» Written task
Locate all lines with the word "subtitle" and copy them out.

» Records for the exercise
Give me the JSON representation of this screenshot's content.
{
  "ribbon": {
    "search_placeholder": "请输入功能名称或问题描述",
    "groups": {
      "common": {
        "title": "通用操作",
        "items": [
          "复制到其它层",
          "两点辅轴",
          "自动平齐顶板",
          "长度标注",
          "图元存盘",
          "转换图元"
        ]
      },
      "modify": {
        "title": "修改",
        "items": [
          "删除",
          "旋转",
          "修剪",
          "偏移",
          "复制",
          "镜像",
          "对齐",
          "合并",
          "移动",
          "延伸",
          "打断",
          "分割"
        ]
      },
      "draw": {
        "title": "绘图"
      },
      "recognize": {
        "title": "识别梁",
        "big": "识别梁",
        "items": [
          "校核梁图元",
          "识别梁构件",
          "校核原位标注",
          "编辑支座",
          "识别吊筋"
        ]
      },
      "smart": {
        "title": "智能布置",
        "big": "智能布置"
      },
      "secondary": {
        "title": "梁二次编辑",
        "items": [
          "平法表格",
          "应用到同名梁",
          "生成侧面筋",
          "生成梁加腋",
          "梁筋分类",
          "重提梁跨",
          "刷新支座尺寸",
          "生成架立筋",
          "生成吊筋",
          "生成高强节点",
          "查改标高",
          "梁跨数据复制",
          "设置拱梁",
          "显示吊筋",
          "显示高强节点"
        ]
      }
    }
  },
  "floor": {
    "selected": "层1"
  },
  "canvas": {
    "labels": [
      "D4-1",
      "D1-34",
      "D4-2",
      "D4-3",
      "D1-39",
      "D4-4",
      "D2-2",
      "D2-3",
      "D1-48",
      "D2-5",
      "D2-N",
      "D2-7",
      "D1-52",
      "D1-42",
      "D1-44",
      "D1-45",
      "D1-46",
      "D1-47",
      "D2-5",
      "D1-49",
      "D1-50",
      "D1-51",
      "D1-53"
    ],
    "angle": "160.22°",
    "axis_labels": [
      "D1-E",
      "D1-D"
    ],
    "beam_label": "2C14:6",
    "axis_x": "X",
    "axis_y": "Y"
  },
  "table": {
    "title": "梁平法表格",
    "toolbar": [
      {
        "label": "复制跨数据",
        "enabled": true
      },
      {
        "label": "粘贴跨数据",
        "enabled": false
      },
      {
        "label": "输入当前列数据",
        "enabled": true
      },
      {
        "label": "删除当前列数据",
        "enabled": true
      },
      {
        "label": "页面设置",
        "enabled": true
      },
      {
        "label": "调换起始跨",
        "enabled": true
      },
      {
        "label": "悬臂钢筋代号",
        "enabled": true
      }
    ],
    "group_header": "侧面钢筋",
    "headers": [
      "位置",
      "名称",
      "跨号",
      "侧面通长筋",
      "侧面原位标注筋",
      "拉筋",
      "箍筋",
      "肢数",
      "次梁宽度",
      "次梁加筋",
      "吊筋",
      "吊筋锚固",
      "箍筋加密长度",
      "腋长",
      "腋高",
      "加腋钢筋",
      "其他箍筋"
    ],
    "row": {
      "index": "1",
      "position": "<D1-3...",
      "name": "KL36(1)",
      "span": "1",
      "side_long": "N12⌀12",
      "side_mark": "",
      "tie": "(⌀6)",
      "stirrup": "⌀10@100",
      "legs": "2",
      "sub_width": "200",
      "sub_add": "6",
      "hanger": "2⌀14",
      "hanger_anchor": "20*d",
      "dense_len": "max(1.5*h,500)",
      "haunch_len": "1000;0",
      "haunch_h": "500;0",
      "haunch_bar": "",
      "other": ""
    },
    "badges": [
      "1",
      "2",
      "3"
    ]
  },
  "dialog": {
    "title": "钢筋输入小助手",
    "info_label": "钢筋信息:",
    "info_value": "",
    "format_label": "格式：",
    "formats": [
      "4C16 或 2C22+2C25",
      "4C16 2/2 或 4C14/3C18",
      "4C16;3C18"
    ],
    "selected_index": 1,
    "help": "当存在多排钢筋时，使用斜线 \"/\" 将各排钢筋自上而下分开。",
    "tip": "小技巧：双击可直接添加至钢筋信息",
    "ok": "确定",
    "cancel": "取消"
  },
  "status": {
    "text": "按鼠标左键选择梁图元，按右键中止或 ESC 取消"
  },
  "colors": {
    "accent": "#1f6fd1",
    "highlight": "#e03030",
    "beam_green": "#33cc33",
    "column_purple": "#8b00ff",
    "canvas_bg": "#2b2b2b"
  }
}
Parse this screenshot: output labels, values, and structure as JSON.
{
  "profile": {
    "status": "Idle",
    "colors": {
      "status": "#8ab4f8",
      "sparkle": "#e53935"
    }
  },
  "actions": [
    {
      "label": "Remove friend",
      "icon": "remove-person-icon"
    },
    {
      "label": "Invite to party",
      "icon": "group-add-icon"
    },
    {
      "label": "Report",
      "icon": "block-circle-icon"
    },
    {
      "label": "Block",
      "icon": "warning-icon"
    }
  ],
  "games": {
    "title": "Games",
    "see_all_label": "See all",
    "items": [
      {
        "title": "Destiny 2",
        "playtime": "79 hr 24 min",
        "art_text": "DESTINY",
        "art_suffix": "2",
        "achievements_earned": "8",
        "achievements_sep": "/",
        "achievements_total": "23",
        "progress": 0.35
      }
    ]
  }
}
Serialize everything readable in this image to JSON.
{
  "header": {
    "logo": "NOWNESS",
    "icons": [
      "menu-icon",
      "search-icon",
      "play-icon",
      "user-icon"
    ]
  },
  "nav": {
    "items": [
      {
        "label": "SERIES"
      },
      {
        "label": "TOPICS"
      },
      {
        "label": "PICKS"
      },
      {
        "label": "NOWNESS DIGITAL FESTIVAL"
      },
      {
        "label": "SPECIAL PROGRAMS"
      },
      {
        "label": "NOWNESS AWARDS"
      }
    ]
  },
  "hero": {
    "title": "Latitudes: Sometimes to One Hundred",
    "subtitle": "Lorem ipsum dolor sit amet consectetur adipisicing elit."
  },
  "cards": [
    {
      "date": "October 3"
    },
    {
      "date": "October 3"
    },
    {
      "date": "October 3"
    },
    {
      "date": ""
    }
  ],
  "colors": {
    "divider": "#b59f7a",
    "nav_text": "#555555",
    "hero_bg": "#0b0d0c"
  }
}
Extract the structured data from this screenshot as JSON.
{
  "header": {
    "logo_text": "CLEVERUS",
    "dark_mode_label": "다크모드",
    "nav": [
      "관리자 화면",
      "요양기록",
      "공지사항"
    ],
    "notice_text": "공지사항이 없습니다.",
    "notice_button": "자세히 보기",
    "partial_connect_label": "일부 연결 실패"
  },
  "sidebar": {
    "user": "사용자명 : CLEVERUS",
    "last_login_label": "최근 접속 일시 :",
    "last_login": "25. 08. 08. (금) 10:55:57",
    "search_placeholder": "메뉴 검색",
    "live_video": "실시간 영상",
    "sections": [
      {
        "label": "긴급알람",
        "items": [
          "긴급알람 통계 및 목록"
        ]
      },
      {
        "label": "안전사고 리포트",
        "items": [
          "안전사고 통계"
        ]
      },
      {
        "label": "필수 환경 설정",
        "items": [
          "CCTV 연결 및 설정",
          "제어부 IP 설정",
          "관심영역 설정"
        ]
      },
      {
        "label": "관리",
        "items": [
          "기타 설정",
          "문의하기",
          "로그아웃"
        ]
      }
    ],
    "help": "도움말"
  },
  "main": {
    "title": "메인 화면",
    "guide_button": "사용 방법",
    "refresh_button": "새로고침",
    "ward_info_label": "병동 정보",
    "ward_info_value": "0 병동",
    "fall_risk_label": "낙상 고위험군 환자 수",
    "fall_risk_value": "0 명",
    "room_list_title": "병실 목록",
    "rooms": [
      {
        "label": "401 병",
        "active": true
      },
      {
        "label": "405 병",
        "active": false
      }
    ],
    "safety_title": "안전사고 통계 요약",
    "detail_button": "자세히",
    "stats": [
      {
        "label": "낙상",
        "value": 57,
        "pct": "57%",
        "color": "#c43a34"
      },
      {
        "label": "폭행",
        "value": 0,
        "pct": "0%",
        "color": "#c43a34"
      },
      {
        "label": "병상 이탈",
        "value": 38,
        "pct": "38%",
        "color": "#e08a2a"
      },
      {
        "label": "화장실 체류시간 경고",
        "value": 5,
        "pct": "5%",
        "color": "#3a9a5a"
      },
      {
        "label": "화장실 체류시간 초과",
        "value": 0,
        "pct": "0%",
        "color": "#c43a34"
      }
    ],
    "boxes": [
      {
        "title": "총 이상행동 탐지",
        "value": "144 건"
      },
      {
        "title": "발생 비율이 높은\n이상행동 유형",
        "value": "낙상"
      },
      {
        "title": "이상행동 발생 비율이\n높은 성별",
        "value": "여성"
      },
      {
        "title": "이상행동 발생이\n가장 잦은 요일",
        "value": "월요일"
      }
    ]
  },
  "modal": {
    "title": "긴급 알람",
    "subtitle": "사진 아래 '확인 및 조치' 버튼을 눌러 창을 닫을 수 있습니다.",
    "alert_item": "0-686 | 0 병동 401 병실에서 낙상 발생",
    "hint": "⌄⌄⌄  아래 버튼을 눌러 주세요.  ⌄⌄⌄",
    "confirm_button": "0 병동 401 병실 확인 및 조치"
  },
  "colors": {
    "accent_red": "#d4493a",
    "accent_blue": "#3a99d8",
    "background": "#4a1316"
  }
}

» Answer for this exercise
    "subtitle": "Lorem ipsum dolor sit amet consectetur adipisicing elit."
    "subtitle": "사진 아래 '확인 및 조치' 버튼을 눌러 창을 닫을 수 있습니다.",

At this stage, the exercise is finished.